(Stored data entries)
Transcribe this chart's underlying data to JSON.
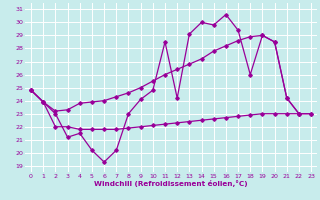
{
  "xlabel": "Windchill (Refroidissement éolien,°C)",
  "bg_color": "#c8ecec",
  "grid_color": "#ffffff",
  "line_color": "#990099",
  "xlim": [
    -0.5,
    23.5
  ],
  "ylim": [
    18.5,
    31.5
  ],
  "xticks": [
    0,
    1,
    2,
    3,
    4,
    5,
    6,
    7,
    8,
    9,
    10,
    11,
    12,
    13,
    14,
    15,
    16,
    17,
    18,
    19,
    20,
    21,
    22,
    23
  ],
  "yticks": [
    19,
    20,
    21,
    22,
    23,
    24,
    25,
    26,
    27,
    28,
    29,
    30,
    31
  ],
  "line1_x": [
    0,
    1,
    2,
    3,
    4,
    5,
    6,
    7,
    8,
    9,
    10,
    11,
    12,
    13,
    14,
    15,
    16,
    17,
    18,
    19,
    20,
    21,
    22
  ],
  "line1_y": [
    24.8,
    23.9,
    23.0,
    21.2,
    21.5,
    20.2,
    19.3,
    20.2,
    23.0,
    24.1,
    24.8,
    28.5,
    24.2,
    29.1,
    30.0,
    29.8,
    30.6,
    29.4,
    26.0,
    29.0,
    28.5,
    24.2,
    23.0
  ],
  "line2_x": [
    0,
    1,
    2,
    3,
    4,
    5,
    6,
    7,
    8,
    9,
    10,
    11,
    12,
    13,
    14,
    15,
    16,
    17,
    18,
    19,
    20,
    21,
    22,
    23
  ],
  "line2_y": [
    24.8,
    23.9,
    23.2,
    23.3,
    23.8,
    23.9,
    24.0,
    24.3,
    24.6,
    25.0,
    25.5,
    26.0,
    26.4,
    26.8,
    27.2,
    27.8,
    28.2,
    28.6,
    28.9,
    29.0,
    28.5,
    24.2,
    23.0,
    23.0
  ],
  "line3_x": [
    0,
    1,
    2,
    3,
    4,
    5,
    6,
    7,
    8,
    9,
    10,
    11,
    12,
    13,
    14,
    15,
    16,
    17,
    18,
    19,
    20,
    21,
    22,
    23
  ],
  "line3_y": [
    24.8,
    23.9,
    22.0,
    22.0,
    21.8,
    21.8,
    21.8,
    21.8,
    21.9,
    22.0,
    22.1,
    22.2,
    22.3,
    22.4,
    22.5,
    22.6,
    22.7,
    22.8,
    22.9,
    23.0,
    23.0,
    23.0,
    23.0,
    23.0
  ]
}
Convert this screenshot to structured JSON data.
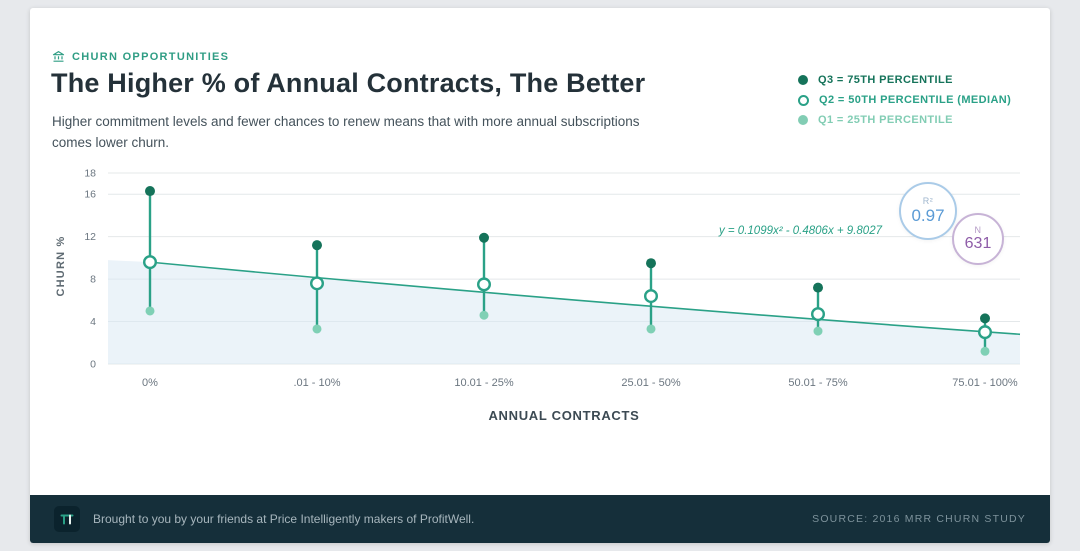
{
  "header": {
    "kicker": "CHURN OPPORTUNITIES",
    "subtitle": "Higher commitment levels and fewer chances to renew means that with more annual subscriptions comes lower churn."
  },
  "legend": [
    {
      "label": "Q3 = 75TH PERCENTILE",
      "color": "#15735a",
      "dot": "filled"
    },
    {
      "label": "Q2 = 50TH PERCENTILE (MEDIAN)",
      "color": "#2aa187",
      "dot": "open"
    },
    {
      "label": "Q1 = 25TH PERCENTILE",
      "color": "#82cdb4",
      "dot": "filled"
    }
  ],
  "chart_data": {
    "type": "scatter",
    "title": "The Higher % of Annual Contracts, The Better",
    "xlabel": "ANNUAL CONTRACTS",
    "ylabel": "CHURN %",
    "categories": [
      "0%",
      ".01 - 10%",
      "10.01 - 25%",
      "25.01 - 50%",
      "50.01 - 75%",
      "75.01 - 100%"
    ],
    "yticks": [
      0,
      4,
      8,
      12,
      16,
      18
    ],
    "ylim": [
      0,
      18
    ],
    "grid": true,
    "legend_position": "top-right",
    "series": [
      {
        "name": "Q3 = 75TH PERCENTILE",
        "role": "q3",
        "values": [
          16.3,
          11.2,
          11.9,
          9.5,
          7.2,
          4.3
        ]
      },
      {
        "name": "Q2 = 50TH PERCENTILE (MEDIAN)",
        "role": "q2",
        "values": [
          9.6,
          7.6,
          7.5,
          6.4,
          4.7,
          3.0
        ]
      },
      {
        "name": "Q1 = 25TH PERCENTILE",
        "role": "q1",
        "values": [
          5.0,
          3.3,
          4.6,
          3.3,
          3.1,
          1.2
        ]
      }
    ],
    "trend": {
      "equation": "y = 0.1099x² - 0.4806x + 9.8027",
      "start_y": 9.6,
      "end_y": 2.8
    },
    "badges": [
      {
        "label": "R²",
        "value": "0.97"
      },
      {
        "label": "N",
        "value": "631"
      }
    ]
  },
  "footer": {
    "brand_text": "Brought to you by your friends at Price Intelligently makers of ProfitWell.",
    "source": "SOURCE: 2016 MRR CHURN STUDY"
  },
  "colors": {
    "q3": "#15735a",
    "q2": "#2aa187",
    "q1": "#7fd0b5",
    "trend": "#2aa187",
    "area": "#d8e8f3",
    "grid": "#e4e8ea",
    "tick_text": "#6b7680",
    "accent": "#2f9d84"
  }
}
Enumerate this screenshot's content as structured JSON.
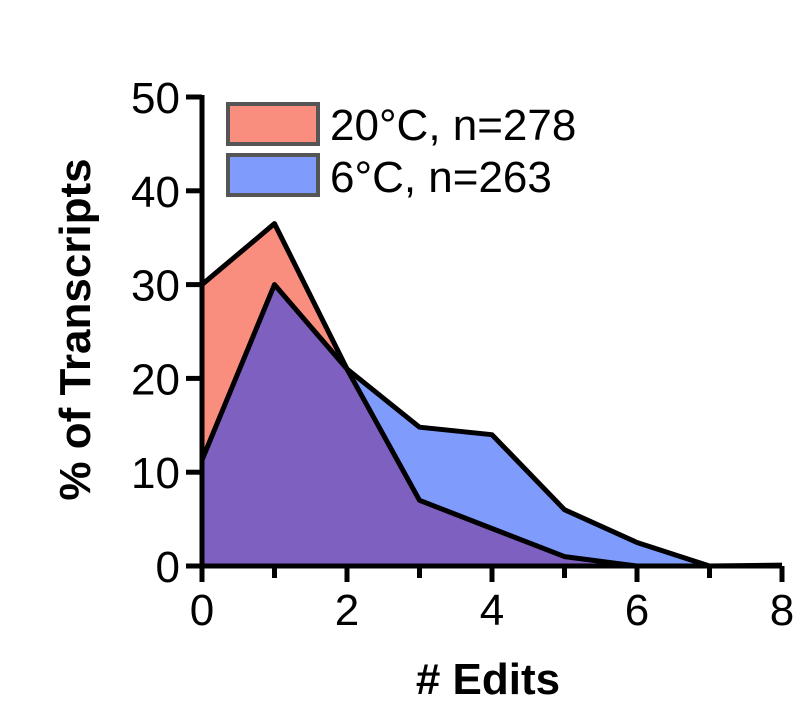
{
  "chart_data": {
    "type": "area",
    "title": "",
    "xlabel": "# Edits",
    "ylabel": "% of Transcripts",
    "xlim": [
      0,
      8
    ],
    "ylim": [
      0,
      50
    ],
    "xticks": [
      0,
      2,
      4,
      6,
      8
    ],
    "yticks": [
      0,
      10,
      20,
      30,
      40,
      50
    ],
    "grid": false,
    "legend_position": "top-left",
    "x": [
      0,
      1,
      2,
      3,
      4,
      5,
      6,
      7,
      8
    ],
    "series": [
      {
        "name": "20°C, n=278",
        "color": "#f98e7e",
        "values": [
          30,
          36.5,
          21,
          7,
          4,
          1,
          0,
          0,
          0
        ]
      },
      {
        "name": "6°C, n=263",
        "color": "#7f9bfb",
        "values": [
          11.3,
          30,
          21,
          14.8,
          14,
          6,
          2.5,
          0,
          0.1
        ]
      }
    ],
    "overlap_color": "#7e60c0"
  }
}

#### [Directions]
Search the data above for the string "MEDIAN" and copy each line that has it.

#### [Finished task]
      "label": "Q2 = 50TH PERCENTILE (MEDIAN)",
        "name": "Q2 = 50TH PERCENTILE (MEDIAN)",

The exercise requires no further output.